Data entries for graphics =>
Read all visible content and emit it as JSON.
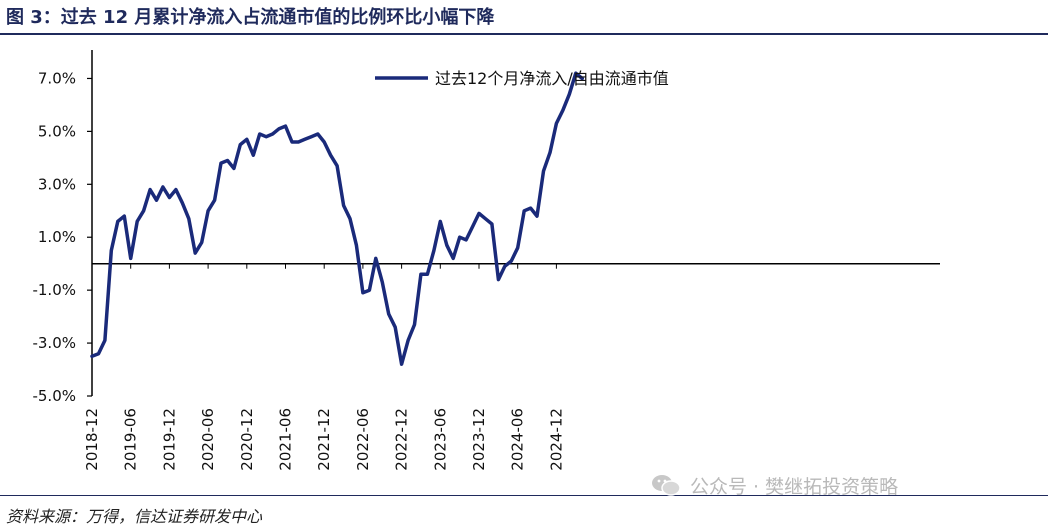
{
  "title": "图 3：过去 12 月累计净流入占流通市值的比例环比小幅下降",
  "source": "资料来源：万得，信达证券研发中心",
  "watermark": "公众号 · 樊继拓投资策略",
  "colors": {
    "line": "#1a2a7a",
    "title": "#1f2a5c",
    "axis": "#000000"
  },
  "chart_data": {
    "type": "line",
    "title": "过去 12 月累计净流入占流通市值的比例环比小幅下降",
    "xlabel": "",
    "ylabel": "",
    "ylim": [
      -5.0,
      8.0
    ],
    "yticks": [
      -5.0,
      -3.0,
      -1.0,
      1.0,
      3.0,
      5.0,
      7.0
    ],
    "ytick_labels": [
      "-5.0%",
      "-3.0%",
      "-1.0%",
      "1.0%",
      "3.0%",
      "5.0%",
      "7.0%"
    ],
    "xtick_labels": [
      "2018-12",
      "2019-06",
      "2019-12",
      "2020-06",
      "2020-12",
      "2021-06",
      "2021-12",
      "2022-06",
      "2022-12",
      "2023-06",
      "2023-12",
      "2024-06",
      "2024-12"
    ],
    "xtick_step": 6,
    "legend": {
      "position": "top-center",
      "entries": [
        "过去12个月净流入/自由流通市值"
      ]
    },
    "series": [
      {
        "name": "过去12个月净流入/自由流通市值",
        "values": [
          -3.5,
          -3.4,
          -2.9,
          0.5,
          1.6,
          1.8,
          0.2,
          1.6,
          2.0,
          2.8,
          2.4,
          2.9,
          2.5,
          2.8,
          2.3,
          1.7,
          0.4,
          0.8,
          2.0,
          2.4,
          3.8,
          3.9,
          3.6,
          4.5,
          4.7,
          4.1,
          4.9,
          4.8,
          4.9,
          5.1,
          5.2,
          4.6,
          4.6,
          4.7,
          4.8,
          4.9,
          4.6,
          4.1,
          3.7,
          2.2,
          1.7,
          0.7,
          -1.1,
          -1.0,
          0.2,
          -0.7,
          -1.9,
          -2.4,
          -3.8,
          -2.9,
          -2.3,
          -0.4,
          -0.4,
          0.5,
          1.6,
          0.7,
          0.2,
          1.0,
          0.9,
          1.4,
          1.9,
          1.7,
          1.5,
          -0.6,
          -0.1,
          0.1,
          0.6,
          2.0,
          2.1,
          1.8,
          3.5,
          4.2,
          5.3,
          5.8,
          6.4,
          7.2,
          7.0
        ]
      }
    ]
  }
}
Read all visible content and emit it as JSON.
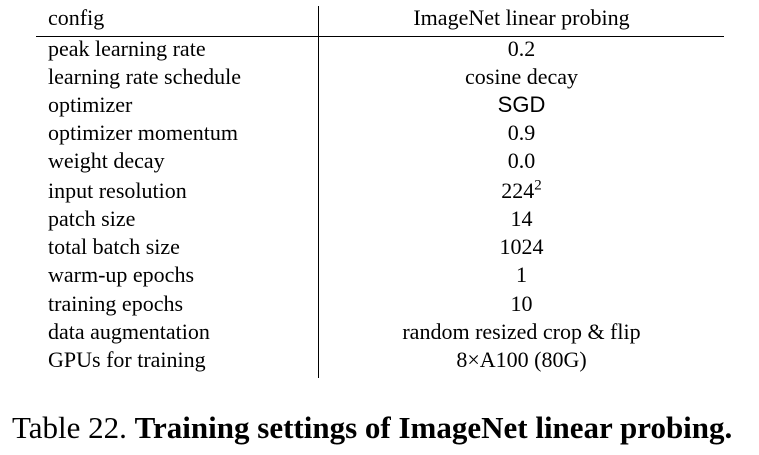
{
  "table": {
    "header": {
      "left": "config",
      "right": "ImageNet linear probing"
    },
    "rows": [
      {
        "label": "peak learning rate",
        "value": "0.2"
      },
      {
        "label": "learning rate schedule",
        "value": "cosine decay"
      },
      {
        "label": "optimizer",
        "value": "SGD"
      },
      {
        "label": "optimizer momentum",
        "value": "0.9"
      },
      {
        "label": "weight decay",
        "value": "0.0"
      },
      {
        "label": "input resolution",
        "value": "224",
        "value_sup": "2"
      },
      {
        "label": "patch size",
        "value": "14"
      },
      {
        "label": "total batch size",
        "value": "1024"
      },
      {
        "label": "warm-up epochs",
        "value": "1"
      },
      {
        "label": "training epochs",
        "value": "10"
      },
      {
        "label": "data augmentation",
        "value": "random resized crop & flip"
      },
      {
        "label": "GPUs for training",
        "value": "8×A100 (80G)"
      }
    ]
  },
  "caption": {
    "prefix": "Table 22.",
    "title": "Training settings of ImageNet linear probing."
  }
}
...
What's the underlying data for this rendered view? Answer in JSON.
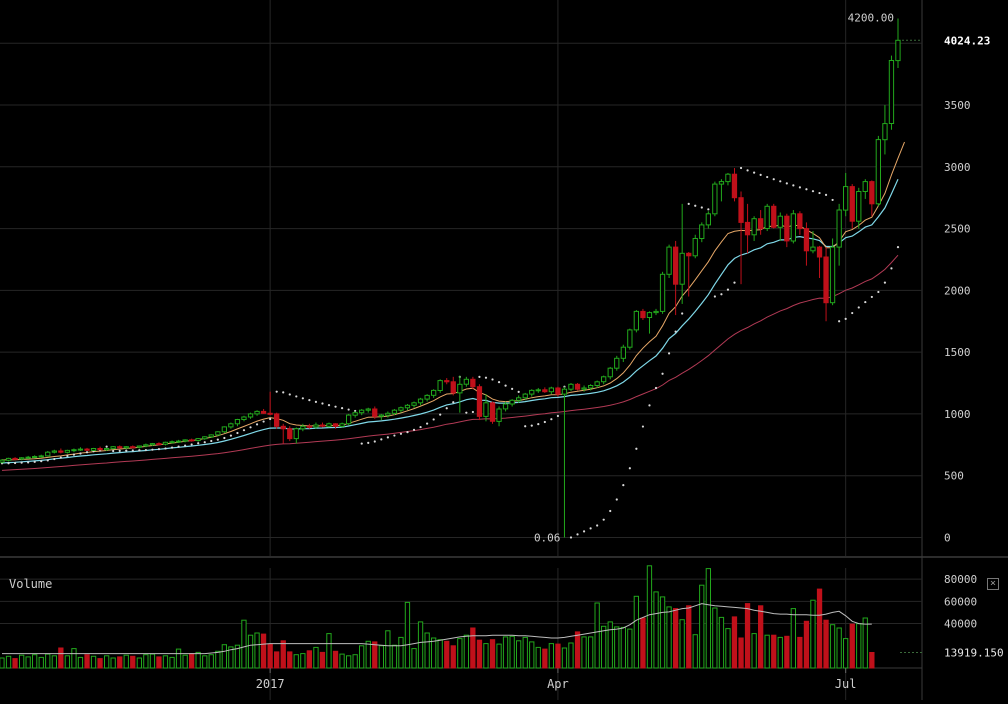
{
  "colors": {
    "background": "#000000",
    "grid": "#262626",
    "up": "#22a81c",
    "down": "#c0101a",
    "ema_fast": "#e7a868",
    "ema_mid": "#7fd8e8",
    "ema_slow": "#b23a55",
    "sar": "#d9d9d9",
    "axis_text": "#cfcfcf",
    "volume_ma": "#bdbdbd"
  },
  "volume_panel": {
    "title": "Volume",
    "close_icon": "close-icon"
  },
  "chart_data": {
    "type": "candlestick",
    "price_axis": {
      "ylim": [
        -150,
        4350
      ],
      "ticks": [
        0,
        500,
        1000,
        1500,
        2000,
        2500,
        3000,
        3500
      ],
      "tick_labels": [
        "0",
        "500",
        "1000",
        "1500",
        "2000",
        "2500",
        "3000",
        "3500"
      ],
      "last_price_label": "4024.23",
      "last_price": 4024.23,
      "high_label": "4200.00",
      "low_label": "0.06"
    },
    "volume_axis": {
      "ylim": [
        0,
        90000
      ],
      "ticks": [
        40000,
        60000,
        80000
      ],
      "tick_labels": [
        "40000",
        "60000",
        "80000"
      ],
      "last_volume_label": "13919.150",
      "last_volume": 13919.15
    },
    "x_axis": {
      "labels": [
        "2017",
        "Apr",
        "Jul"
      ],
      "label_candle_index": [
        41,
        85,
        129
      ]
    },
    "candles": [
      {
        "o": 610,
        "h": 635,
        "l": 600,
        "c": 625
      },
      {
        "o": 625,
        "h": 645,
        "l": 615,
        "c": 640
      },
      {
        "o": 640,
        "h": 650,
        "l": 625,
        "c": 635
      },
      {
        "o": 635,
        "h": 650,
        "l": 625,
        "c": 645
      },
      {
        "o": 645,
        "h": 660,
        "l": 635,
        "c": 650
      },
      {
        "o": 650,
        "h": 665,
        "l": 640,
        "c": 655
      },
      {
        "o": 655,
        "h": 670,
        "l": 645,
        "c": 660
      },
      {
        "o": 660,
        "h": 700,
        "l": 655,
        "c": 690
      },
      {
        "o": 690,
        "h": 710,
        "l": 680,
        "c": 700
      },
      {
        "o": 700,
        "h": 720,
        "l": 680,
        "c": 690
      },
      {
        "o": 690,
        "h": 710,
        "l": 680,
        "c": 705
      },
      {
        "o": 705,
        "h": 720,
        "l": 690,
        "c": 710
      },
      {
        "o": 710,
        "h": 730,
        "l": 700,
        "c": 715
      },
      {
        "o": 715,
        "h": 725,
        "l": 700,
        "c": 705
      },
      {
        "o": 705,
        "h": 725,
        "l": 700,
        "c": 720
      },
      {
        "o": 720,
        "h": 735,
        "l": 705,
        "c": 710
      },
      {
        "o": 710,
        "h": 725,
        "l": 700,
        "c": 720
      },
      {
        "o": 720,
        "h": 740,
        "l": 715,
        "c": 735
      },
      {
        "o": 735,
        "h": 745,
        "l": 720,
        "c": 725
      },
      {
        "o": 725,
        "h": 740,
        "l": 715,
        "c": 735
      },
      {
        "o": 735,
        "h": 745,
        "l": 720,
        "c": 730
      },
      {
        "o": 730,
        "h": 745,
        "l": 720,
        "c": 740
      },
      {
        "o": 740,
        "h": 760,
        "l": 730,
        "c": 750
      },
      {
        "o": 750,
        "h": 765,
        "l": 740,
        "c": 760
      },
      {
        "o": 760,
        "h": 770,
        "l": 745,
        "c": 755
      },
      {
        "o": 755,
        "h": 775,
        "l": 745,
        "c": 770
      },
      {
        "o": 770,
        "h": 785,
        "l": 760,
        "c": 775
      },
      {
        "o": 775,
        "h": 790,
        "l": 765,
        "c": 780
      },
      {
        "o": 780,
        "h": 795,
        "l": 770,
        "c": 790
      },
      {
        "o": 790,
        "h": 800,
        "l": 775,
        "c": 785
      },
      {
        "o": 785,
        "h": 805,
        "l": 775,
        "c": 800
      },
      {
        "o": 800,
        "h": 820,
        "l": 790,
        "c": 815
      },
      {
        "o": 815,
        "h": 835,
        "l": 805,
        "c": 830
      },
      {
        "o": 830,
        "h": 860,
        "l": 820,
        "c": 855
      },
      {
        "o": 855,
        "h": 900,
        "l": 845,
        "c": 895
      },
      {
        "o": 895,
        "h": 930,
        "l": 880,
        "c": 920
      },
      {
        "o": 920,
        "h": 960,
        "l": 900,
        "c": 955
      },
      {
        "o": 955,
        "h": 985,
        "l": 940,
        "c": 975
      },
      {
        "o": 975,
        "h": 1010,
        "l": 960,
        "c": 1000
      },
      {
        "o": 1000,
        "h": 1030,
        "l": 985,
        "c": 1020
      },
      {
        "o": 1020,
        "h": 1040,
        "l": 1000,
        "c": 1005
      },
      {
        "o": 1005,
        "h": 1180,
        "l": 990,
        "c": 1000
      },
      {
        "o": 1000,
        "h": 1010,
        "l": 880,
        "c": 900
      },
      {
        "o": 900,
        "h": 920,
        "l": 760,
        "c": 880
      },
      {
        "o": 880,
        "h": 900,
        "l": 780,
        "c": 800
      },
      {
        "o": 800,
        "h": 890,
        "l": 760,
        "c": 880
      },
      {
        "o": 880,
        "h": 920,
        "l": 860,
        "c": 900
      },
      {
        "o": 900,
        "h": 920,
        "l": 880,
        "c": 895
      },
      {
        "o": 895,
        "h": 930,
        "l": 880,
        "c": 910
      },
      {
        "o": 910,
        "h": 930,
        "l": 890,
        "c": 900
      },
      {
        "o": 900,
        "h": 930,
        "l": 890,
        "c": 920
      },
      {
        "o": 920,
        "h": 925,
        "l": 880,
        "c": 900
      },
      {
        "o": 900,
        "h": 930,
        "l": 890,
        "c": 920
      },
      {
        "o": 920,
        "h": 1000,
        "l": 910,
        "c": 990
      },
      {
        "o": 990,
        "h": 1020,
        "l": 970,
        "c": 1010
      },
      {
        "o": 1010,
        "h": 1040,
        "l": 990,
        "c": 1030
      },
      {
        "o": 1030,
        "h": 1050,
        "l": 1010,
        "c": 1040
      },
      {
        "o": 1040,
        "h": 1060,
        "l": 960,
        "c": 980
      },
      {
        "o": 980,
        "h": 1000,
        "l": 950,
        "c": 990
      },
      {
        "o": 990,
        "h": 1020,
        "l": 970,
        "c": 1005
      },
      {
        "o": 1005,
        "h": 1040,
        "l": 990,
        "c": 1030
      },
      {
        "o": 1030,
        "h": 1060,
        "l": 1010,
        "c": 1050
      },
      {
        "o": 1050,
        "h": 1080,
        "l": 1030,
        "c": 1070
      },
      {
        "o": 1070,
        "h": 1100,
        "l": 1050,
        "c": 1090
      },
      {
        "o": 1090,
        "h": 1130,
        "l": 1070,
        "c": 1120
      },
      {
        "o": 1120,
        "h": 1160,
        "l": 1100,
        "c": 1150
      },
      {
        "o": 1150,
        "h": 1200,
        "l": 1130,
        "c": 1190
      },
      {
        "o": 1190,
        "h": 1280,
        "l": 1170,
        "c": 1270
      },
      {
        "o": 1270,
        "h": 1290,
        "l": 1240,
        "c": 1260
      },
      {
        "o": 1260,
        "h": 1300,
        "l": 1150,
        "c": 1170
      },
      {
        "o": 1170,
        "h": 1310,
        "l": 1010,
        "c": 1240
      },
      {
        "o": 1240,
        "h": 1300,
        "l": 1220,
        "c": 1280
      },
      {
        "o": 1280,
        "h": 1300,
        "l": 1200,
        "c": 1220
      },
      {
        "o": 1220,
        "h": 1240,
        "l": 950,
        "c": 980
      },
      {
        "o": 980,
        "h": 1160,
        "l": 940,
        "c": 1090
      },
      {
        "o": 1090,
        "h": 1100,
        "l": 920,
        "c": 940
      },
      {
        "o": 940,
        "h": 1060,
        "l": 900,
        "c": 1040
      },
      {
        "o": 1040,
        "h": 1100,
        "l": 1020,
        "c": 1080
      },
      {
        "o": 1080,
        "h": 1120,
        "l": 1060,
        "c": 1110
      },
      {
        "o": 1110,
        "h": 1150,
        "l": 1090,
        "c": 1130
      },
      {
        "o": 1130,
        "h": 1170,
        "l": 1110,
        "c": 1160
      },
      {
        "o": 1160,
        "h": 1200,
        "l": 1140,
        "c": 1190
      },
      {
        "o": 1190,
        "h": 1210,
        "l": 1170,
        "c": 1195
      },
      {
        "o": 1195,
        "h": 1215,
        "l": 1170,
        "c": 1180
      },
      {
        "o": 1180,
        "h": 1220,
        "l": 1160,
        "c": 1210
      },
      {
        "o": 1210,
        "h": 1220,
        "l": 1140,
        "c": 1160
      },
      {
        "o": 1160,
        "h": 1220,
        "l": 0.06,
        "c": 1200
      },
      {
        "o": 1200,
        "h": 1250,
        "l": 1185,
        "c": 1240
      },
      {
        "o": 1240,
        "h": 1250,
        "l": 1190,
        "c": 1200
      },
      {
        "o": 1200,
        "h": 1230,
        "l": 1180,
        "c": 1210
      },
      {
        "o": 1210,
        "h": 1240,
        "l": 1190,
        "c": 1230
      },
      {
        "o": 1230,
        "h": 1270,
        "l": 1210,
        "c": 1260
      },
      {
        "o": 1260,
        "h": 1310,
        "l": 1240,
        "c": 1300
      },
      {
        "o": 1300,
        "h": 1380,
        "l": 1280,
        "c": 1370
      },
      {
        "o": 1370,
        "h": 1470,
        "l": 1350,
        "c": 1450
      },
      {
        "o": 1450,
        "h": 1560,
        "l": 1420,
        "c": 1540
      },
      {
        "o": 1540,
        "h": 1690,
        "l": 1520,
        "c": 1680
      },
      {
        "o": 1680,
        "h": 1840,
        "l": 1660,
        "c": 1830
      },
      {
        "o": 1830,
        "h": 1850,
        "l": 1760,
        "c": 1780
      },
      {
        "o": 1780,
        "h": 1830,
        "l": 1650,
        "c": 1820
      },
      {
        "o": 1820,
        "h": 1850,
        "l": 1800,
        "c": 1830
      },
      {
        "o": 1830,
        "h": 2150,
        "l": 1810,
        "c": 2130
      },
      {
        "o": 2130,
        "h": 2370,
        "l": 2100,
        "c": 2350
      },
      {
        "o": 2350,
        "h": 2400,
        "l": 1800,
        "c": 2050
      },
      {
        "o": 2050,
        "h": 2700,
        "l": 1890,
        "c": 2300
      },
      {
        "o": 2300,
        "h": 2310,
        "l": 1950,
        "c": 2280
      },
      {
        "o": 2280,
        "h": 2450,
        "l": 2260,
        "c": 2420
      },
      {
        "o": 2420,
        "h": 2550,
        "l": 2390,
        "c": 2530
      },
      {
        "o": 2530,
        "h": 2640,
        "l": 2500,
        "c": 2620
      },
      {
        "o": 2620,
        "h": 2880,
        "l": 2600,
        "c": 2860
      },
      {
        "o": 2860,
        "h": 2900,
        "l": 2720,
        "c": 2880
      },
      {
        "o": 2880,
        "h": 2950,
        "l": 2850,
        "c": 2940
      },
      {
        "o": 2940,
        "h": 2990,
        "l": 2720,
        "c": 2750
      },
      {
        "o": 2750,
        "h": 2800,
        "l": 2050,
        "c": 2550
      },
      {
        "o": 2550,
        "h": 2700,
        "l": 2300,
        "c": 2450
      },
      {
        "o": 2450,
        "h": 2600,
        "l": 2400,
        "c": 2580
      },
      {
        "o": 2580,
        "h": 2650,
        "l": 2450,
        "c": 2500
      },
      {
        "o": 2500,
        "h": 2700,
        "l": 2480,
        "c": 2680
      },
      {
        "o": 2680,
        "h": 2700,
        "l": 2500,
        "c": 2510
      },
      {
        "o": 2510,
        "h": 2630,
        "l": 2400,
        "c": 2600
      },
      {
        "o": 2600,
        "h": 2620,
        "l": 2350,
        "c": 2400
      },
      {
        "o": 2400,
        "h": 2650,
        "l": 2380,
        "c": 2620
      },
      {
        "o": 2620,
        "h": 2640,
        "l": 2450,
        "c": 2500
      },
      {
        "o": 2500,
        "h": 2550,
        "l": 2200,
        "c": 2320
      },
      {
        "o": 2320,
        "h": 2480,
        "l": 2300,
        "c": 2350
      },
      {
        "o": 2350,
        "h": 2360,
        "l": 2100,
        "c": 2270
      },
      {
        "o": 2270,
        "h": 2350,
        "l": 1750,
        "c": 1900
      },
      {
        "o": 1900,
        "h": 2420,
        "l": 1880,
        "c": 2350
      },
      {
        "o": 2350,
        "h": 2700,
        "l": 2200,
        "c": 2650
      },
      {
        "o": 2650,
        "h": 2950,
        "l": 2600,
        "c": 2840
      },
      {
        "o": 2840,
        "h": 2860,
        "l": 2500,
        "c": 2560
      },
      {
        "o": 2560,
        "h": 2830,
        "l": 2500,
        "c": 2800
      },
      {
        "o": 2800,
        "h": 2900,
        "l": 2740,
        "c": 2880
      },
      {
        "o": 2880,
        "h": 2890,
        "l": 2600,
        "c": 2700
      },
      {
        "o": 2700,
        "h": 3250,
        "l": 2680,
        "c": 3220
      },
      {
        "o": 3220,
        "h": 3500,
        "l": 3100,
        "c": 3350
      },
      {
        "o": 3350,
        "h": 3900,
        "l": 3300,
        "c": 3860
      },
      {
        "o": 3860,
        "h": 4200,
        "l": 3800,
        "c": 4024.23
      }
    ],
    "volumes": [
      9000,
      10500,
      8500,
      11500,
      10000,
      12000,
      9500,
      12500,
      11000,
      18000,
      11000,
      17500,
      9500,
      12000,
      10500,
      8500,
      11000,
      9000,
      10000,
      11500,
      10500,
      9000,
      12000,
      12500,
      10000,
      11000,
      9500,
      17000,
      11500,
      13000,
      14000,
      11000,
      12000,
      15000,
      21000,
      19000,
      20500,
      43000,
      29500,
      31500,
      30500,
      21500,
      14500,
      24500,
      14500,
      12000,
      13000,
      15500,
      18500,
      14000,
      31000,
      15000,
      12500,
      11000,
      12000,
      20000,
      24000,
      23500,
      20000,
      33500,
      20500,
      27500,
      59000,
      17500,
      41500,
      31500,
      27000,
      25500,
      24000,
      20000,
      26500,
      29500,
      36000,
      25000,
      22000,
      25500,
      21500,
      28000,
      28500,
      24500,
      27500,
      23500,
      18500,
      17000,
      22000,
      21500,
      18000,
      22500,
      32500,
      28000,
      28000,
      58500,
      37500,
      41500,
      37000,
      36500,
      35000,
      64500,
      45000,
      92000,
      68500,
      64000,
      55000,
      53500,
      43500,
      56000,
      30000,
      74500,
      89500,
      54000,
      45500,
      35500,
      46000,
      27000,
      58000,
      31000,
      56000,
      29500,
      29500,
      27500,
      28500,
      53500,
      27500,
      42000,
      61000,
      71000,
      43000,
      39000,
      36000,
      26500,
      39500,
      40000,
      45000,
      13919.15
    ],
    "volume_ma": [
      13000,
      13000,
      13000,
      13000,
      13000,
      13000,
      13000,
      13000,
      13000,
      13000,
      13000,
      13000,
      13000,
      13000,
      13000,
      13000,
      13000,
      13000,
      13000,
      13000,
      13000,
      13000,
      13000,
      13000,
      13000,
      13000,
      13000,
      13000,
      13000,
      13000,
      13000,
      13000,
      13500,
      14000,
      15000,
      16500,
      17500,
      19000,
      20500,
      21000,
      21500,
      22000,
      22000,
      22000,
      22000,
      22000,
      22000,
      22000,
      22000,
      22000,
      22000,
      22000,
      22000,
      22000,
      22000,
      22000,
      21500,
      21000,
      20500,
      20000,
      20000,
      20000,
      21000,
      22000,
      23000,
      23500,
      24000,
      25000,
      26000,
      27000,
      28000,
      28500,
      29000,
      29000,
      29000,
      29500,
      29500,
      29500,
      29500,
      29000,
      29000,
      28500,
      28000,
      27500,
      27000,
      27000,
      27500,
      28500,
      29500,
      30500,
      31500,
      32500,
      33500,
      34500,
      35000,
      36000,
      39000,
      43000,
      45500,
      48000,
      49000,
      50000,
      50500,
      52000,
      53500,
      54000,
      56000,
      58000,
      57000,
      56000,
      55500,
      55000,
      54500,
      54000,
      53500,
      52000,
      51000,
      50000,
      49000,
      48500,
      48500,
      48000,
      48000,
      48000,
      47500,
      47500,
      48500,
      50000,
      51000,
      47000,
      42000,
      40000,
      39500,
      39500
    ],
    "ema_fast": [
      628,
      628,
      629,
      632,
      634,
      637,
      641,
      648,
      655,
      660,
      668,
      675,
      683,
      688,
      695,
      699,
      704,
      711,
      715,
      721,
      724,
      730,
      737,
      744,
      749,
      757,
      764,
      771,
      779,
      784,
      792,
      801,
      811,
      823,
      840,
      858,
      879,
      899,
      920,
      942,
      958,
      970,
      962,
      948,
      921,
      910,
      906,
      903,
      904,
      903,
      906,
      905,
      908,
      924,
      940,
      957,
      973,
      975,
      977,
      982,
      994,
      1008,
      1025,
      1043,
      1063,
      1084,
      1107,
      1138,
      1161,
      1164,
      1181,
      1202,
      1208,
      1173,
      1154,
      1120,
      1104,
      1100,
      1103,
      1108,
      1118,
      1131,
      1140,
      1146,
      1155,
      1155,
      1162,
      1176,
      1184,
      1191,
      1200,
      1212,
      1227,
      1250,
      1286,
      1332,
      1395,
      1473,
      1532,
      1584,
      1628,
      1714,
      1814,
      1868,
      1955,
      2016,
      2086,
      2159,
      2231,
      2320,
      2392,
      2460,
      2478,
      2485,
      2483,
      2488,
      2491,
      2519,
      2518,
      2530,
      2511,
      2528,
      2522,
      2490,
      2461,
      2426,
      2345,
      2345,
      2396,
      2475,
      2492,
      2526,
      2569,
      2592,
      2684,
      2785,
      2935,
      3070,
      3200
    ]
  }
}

Task =>
Find every line that includes the string "自由流通市值". Report how many there are and nothing else.

Task response =>
2